**Instructions to follow:**
Using the listing below, extract each line that has the word "grid" in it.

**Excerpted records:**

--- start ---

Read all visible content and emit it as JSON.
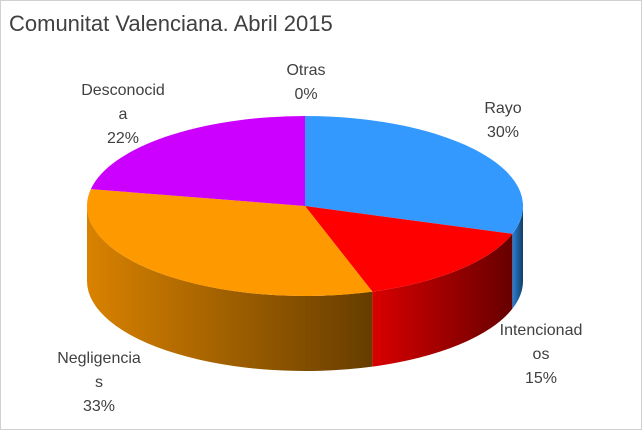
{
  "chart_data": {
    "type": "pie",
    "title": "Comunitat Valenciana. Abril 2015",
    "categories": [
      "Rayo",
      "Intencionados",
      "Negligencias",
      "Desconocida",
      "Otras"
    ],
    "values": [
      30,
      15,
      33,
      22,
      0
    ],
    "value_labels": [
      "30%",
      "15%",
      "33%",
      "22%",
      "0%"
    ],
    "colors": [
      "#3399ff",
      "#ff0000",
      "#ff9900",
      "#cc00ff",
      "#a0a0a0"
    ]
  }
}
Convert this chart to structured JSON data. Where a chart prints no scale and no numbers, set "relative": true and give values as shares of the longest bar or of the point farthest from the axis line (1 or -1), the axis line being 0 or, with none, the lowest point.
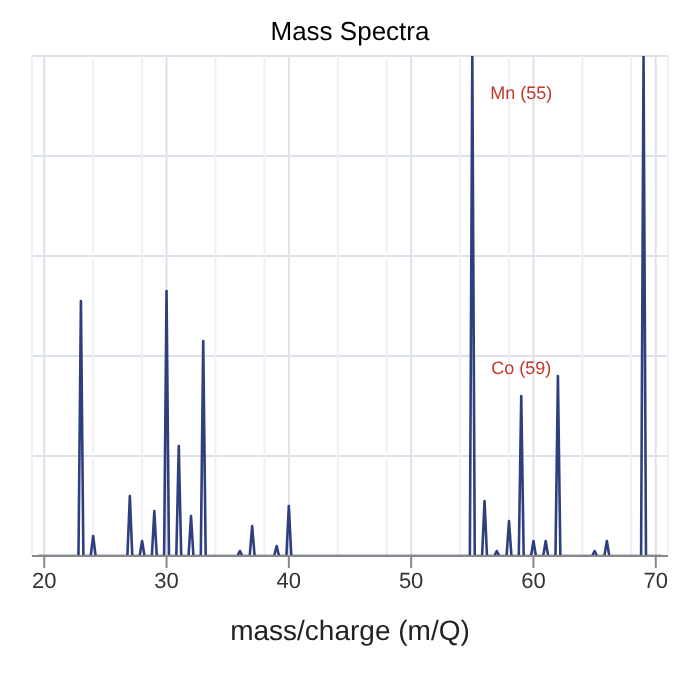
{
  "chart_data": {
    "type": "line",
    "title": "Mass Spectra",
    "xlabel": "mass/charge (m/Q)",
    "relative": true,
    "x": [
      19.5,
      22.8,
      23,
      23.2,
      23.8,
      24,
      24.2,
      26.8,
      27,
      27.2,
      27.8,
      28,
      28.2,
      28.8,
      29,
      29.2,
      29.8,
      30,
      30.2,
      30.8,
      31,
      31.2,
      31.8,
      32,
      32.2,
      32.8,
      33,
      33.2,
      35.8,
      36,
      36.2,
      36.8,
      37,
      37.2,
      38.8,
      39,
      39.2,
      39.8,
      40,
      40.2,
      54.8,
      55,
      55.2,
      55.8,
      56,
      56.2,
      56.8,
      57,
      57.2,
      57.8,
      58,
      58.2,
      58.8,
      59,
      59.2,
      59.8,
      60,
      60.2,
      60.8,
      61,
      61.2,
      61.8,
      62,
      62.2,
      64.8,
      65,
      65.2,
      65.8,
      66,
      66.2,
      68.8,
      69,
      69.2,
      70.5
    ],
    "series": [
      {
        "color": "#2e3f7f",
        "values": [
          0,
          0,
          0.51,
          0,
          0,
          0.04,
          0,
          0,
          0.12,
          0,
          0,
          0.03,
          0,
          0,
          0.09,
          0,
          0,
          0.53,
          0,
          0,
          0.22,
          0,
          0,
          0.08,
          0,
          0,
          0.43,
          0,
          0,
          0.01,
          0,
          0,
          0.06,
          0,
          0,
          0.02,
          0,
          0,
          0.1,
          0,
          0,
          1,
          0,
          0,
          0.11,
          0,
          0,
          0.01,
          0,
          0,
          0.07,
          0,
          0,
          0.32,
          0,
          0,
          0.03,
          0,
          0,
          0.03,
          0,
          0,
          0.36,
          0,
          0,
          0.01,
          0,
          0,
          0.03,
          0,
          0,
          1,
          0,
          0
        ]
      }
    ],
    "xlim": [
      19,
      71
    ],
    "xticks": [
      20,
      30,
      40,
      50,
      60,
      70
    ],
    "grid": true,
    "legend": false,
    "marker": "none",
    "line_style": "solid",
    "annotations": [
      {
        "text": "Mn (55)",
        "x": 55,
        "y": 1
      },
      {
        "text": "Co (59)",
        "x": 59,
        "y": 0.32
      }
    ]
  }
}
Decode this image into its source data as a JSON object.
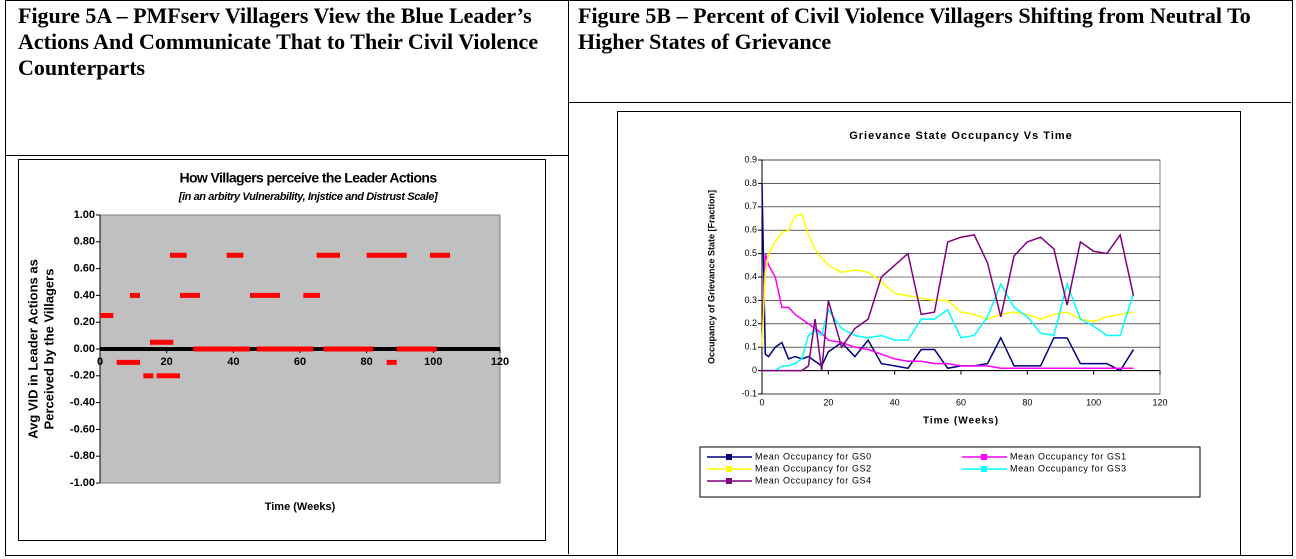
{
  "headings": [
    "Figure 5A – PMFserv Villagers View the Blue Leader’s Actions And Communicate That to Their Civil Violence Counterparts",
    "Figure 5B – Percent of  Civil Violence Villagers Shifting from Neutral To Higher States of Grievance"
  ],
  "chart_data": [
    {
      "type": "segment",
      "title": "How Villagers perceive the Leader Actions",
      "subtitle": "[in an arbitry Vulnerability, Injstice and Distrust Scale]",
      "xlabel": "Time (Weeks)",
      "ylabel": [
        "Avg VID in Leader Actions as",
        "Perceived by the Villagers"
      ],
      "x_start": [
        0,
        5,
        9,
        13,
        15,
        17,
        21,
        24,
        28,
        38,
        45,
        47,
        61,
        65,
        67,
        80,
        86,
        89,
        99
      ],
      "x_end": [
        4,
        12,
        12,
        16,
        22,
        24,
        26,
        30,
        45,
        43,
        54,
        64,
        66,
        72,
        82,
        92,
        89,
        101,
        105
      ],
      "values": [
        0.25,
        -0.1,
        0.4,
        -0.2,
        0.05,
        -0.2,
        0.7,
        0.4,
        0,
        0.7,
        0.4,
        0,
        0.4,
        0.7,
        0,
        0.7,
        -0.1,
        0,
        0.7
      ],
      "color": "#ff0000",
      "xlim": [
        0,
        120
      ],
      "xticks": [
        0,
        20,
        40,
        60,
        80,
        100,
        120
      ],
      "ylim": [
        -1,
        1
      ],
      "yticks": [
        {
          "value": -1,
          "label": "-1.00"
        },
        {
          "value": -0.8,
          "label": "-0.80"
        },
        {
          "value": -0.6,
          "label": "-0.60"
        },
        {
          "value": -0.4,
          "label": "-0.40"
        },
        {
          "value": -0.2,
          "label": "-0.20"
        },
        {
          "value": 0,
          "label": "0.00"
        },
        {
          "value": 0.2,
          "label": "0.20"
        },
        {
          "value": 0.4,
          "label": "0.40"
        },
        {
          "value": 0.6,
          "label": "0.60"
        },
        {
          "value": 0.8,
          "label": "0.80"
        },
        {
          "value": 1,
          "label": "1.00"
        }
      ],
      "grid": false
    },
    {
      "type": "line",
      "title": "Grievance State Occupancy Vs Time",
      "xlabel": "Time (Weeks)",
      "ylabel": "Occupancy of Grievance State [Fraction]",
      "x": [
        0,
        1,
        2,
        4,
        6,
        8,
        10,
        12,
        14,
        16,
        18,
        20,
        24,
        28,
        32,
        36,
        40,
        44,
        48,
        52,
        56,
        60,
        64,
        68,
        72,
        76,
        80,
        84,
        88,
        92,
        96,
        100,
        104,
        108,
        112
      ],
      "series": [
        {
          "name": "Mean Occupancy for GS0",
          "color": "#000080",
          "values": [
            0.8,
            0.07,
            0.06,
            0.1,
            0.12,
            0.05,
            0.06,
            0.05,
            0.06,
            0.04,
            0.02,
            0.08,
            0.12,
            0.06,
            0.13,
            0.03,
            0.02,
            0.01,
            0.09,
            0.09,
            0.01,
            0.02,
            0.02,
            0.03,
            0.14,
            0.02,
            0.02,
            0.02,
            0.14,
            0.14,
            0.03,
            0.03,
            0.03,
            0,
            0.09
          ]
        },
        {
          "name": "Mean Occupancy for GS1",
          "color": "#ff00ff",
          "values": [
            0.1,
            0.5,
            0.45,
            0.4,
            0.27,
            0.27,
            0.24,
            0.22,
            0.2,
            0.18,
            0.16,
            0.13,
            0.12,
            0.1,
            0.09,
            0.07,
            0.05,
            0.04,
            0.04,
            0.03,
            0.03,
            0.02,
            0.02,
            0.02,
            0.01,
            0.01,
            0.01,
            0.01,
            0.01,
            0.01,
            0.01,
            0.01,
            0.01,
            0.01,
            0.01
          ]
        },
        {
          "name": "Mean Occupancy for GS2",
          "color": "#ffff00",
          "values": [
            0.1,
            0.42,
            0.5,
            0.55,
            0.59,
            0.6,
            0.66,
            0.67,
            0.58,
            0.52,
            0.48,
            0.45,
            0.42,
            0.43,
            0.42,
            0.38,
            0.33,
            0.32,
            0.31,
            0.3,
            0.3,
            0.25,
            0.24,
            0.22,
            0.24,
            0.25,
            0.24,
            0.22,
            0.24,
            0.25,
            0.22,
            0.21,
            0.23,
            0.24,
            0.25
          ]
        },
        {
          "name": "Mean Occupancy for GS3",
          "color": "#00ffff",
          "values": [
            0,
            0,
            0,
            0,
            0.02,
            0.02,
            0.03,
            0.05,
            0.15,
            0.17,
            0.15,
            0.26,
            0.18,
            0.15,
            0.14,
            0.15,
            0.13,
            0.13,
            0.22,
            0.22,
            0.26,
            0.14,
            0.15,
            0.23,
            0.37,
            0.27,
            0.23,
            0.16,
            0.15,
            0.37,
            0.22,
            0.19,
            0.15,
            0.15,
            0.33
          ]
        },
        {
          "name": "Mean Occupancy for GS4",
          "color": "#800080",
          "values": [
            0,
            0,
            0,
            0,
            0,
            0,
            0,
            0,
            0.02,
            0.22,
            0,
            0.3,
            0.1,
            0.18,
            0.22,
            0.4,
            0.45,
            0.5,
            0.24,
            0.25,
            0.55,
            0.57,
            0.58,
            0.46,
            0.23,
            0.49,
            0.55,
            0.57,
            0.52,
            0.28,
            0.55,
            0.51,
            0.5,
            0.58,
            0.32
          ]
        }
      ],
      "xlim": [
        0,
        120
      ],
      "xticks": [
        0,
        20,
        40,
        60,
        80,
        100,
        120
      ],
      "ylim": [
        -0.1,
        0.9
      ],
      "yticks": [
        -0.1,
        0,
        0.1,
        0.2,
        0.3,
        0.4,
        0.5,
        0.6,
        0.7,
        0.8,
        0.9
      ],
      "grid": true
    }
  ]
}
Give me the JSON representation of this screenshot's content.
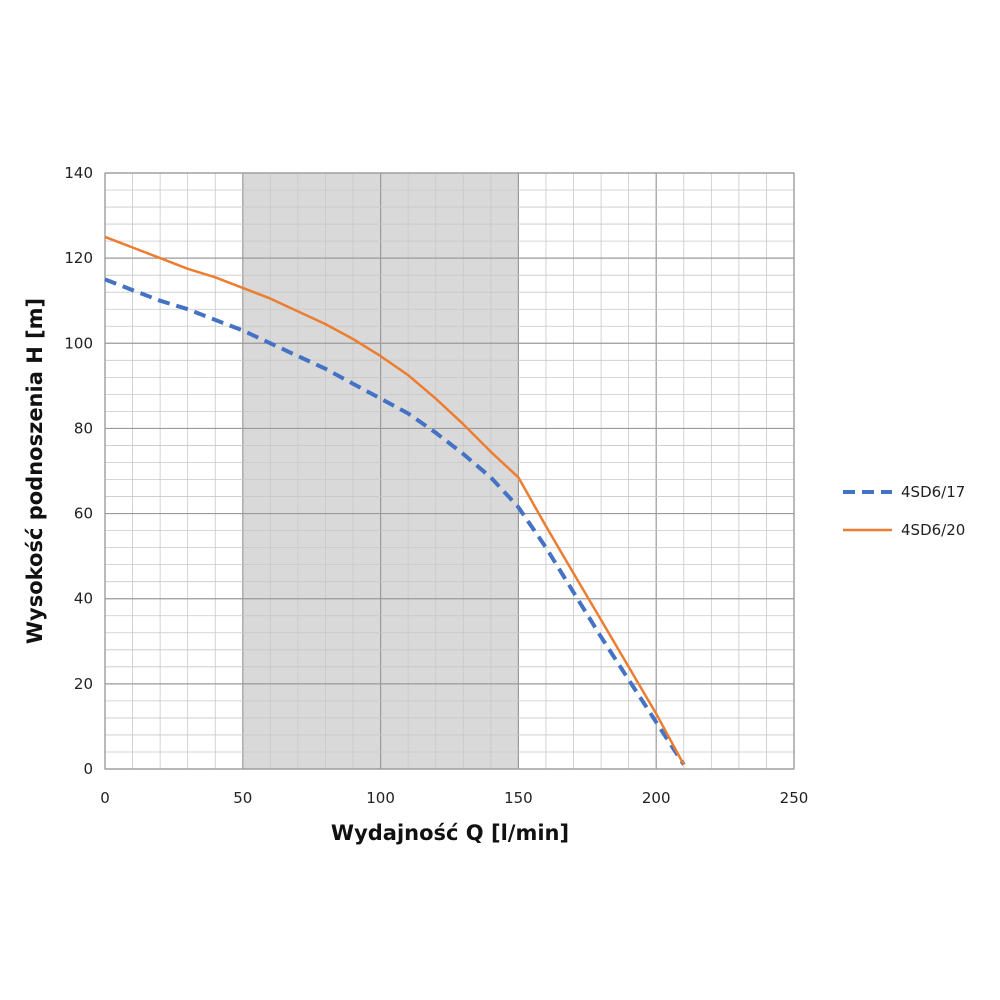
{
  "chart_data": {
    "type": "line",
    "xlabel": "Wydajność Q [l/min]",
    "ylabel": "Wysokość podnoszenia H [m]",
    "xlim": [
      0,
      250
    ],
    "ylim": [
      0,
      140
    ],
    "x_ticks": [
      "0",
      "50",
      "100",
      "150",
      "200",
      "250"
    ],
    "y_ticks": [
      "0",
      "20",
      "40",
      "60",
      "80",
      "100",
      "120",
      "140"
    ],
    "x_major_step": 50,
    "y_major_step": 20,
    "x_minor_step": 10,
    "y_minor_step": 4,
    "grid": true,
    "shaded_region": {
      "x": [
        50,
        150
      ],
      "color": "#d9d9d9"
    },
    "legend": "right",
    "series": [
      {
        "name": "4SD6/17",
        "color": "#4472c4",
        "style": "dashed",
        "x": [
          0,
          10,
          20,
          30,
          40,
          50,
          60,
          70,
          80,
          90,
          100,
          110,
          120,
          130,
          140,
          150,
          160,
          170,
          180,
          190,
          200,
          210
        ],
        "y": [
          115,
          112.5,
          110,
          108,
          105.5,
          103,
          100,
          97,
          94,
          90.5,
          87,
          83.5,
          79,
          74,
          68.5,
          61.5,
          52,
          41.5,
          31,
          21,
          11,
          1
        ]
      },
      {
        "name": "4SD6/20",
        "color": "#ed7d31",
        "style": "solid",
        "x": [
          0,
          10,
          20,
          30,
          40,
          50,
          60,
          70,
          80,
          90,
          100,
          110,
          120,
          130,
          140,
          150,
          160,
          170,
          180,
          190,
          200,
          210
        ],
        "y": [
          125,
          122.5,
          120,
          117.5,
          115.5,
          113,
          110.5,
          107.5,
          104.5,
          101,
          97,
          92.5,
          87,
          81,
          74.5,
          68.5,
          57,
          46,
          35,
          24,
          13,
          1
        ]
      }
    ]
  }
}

--- end ---

**Response to the exercise:**
    "grid": true,
      "grid": false
      "grid": true
    "grid": true,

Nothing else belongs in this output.